▸ **ENTRIES**:
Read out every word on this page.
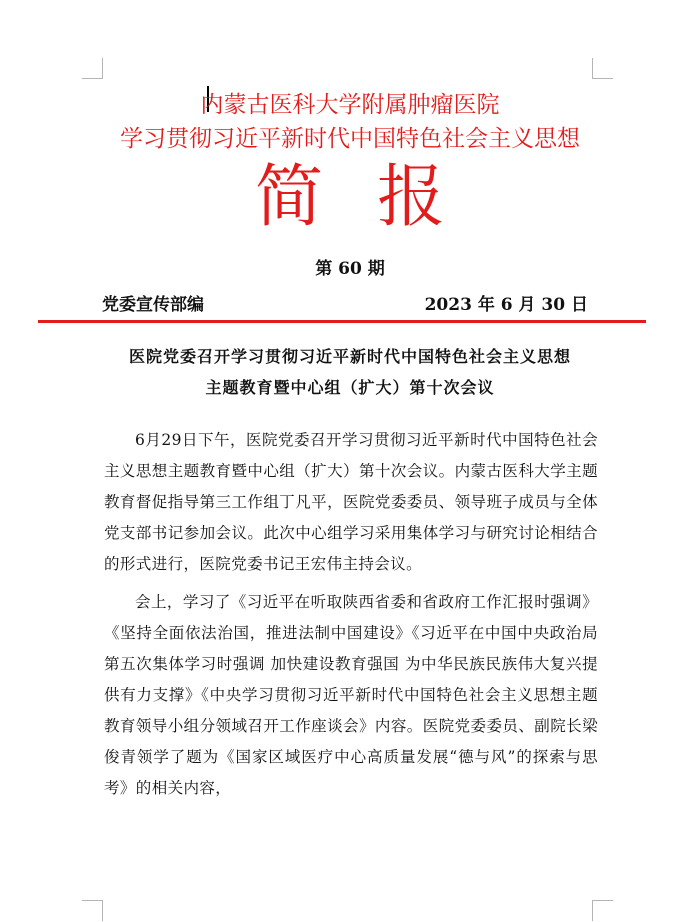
内蒙古医科大学附属肿瘤医院
学习贯彻习近平新时代中国特色社会主义思想
简报
第 60 期
党委宣传部编	2023 年 6 月 30 日
医院党委召开学习贯彻习近平新时代中国特色社会主义思想
主题教育暨中心组（扩大）第十次会议

6月29日下午，医院党委召开学习贯彻习近平新时代中国特色社会主义思想主题教育暨中心组（扩大）第十次会议。内蒙古医科大学主题教育督促指导第三工作组丁凡平，医院党委委员、领导班子成员与全体党支部书记参加会议。此次中心组学习采用集体学习与研究讨论相结合的形式进行，医院党委书记王宏伟主持会议。

会上，学习了《习近平在听取陕西省委和省政府工作汇报时强调》《坚持全面依法治国，推进法制中国建设》《习近平在中国中央政治局第五次集体学习时强调 加快建设教育强国 为中华民族民族伟大复兴提供有力支撑》《中央学习贯彻习近平新时代中国特色社会主义思想主题教育领导小组分领域召开工作座谈会》内容。医院党委委员、副院长梁俊青领学了题为《国家区域医疗中心高质量发展“德与风”的探索与思考》的相关内容，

▸ **WHAT IS EXPECTED**: Return all of the data exactly as written, and drop the pictures.

▸ **RESULT FOR THIS TASK**:
Read out every word on this page.
内蒙古医科大学附属肿瘤医院
学习贯彻习近平新时代中国特色社会主义思想
简报
第 60 期
党委宣传部编	2023 年 6 月 30 日
医院党委召开学习贯彻习近平新时代中国特色社会主义思想
主题教育暨中心组（扩大）第十次会议

6月29日下午，医院党委召开学习贯彻习近平新时代中国特色社会主义思想主题教育暨中心组（扩大）第十次会议。内蒙古医科大学主题教育督促指导第三工作组丁凡平，医院党委委员、领导班子成员与全体党支部书记参加会议。此次中心组学习采用集体学习与研究讨论相结合的形式进行，医院党委书记王宏伟主持会议。

会上，学习了《习近平在听取陕西省委和省政府工作汇报时强调》《坚持全面依法治国，推进法制中国建设》《习近平在中国中央政治局第五次集体学习时强调 加快建设教育强国 为中华民族民族伟大复兴提供有力支撑》《中央学习贯彻习近平新时代中国特色社会主义思想主题教育领导小组分领域召开工作座谈会》内容。医院党委委员、副院长梁俊青领学了题为《国家区域医疗中心高质量发展“德与风”的探索与思考》的相关内容，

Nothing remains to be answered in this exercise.